• [Work to be completed]
Using the data below, copy every line that contains the word "Windows".

[Data records]
^^^^^^^^^^^^^^^^
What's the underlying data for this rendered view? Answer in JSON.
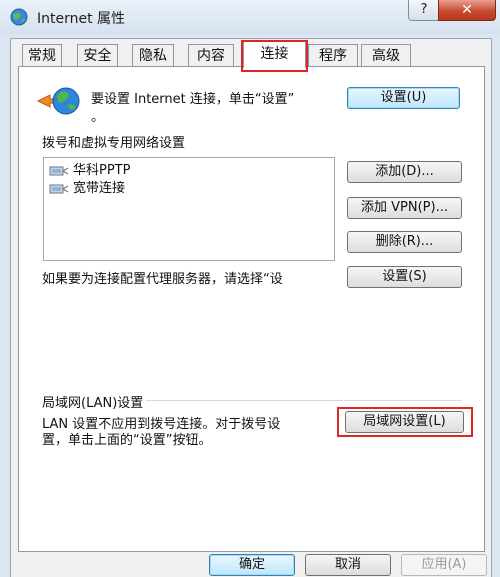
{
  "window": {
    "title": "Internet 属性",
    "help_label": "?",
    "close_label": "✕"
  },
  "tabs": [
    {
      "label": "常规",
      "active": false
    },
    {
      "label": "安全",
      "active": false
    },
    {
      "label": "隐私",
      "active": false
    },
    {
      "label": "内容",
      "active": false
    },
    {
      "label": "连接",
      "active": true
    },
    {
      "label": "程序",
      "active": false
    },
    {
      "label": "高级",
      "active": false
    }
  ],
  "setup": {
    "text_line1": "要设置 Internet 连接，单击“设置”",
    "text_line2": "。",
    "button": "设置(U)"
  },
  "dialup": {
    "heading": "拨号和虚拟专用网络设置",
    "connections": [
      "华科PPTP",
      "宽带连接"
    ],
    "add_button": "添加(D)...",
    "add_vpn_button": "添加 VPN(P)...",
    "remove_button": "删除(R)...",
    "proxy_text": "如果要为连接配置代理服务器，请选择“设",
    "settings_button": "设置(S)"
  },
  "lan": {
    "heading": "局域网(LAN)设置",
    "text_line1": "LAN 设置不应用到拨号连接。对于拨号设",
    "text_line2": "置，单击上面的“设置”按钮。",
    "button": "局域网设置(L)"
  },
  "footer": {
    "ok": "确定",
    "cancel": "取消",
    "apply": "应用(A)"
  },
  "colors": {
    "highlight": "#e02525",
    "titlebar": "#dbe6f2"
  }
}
^^^^^^^^^^^^^^^^
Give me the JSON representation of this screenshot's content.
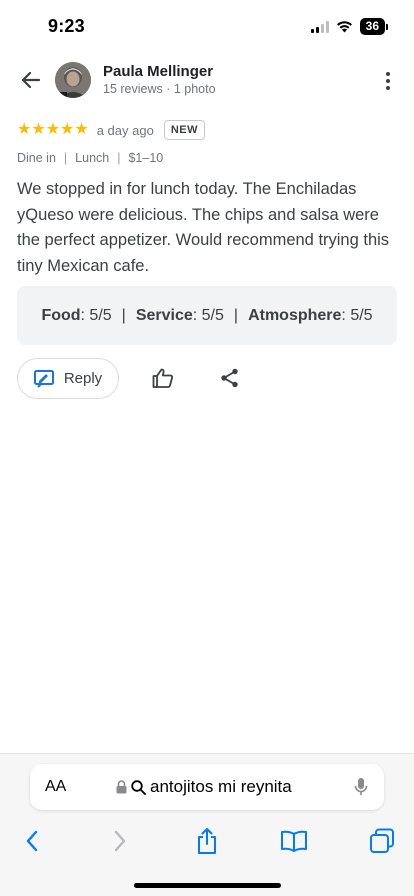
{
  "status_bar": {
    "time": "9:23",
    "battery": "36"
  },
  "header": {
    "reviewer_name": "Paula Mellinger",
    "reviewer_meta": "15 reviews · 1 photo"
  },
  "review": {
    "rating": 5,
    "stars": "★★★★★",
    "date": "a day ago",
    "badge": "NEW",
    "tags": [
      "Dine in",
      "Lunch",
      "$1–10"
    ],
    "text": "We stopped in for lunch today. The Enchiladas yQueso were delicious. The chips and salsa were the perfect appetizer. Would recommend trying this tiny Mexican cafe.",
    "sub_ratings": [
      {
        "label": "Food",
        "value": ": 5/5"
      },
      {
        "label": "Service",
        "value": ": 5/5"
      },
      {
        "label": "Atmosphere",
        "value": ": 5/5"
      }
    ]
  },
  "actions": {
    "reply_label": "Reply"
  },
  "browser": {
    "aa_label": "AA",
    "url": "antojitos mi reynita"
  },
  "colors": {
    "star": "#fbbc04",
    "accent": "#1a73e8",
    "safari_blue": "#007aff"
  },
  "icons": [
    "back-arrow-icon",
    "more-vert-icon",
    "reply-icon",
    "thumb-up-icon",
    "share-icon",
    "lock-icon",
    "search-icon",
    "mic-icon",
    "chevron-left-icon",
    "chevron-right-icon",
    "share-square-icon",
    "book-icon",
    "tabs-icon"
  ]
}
^^^^^^^^^^^^^^^^
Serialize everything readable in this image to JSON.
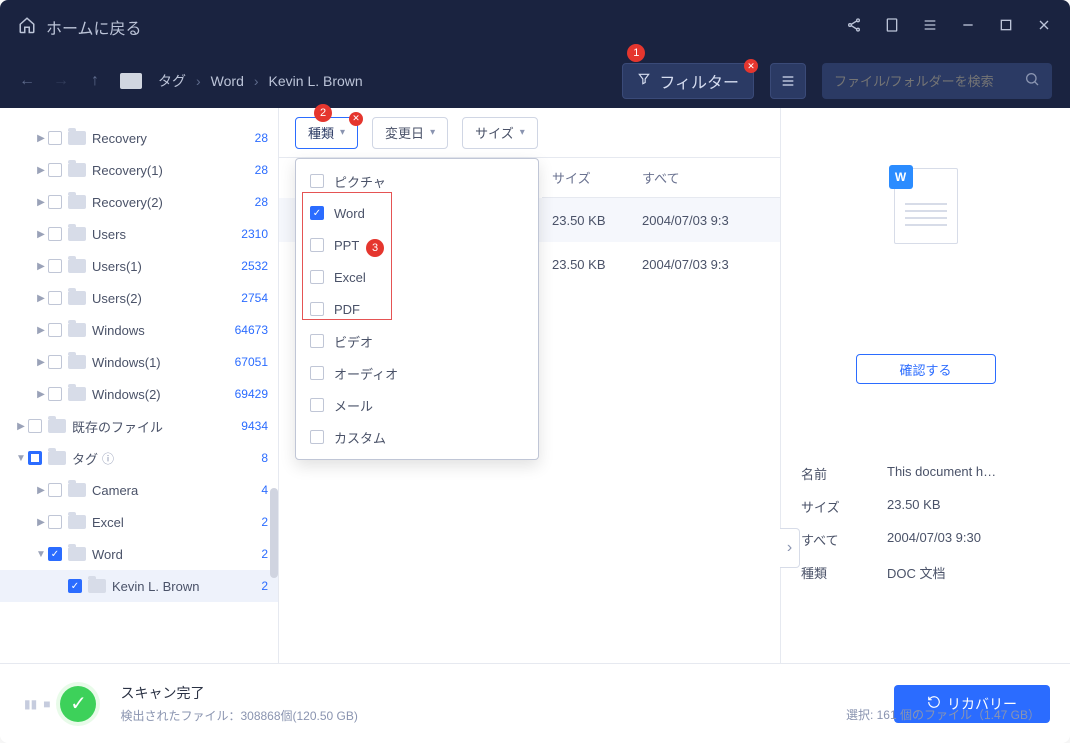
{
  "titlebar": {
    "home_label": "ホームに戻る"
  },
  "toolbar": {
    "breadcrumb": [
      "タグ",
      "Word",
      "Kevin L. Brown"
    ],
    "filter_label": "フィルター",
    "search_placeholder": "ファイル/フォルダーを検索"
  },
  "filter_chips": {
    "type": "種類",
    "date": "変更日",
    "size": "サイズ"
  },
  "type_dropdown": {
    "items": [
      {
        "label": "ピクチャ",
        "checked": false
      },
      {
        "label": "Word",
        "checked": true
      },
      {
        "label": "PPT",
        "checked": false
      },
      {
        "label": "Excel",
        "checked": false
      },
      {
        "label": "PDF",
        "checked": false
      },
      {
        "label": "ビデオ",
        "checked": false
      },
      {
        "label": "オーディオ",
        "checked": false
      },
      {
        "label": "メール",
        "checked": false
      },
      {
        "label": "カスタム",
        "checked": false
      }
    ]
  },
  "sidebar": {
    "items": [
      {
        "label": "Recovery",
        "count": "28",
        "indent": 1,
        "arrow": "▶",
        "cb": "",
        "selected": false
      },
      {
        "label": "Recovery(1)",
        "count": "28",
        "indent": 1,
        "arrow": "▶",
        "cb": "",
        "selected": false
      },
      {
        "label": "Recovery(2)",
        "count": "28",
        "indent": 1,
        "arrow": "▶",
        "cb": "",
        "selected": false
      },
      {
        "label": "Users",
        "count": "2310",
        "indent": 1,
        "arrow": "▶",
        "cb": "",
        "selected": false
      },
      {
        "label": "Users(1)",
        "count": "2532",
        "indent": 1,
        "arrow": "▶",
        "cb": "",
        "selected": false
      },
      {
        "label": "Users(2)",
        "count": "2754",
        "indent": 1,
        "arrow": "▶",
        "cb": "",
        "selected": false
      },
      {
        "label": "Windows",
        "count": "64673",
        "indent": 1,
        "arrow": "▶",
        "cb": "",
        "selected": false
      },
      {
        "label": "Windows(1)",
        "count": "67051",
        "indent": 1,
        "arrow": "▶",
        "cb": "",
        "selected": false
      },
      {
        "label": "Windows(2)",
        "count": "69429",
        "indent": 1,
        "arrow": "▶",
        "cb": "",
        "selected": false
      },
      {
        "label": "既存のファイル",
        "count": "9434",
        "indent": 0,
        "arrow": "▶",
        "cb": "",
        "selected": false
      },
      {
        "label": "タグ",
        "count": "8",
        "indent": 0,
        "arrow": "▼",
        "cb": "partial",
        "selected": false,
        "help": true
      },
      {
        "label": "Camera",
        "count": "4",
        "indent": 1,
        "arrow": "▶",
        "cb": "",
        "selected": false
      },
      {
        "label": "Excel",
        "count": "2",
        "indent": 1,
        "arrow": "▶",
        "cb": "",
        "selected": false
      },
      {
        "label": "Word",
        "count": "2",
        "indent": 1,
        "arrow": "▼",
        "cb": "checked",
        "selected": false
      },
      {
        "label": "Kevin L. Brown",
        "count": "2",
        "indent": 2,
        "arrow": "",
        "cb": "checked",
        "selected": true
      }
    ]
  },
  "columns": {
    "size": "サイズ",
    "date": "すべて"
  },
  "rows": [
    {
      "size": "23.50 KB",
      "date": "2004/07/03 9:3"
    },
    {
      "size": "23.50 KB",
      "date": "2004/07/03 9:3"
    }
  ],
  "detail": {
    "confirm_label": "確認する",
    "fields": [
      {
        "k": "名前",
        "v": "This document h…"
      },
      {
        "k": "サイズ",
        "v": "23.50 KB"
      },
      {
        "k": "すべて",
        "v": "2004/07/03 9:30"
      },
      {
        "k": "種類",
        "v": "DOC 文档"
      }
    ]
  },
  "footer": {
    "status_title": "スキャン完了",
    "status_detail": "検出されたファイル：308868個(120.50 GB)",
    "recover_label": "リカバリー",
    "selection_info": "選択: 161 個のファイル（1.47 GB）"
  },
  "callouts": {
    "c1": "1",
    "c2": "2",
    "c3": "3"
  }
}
^^^^^^^^^^^^^^^^
• [Final result]
        "label": "Windows",
        "label": "Windows(1)",
        "label": "Windows(2)",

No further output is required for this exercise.